-- start PROVIDED ENTRIES --

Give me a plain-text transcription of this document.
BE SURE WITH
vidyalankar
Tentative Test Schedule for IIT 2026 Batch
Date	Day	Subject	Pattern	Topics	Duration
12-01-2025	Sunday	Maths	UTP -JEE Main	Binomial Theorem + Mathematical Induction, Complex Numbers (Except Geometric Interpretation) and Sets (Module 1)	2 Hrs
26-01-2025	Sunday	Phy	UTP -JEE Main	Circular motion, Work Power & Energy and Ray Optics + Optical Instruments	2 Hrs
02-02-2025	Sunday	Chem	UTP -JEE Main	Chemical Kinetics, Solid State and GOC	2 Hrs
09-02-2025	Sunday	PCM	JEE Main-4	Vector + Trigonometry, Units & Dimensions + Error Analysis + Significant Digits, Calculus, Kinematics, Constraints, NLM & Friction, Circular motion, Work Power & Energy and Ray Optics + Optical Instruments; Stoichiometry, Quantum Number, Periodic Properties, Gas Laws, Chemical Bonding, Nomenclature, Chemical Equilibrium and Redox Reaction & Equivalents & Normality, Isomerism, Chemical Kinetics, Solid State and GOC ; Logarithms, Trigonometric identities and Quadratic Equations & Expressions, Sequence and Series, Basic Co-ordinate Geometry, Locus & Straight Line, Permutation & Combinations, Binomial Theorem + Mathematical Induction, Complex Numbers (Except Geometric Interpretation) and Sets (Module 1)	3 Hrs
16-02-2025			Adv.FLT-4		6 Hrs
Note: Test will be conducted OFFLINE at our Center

-- end PROVIDED ENTRIES --

WRITTEN INSTRUCTION:
What do the records say? Quote them all exactly.

PROBLEM SOLUTION:
Give me a plain-text transcription of this document.
BE SURE WITH
vidyalankar
Tentative Test Schedule for IIT 2026 Batch
Date	Day	Subject	Pattern	Topics	Duration
12-01-2025	Sunday	Maths	UTP -JEE Main	Binomial Theorem + Mathematical Induction, Complex Numbers (Except Geometric Interpretation) and Sets (Module 1)	2 Hrs
26-01-2025	Sunday	Phy	UTP -JEE Main	Circular motion, Work Power & Energy and Ray Optics + Optical Instruments	2 Hrs
02-02-2025	Sunday	Chem	UTP -JEE Main	Chemical Kinetics, Solid State and GOC	2 Hrs
09-02-2025	Sunday	PCM	JEE Main-4	Vector + Trigonometry, Units & Dimensions + Error Analysis + Significant Digits, Calculus, Kinematics, Constraints, NLM & Friction, Circular motion, Work Power & Energy and Ray Optics + Optical Instruments; Stoichiometry, Quantum Number, Periodic Properties, Gas Laws, Chemical Bonding, Nomenclature, Chemical Equilibrium and Redox Reaction & Equivalents & Normality, Isomerism, Chemical Kinetics, Solid State and GOC ; Logarithms, Trigonometric identities and Quadratic Equations & Expressions, Sequence and Series, Basic Co-ordinate Geometry, Locus & Straight Line, Permutation & Combinations, Binomial Theorem + Mathematical Induction, Complex Numbers (Except Geometric Interpretation) and Sets (Module 1)	3 Hrs
16-02-2025			Adv.FLT-4		6 Hrs
Note: Test will be conducted OFFLINE at our Center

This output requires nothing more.